** TO BE DONE **
Would you quote every entry exactly, dropping only the pictures?

** Collected data entries **
━━━━━━━━━━━━━━━━━━━━

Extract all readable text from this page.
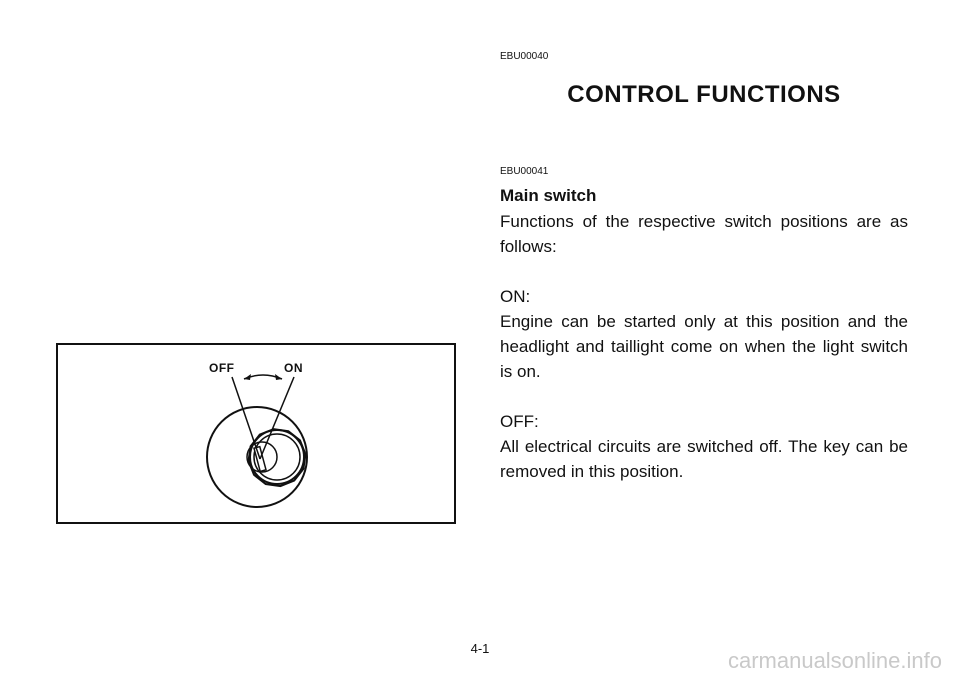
OFF	ON

EBU00040

CONTROL FUNCTIONS

EBU00041

Main switch

Functions of the respective switch positions are as follows:

ON:

Engine can be started only at this position and the headlight and taillight come on when the light switch is on.

OFF:

All electrical circuits are switched off. The key can be removed in this position.

4-1	carmanualsonline.info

━━━━━━━━━━━━━━━━━━━━

** TASK RESULT **
Extract all readable text from this page.
OFF	ON

EBU00040

CONTROL FUNCTIONS

EBU00041

Main switch

Functions of the respective switch positions are as follows:

ON:

Engine can be started only at this position and the headlight and taillight come on when the light switch is on.

OFF:

All electrical circuits are switched off. The key can be removed in this position.

4-1	carmanualsonline.info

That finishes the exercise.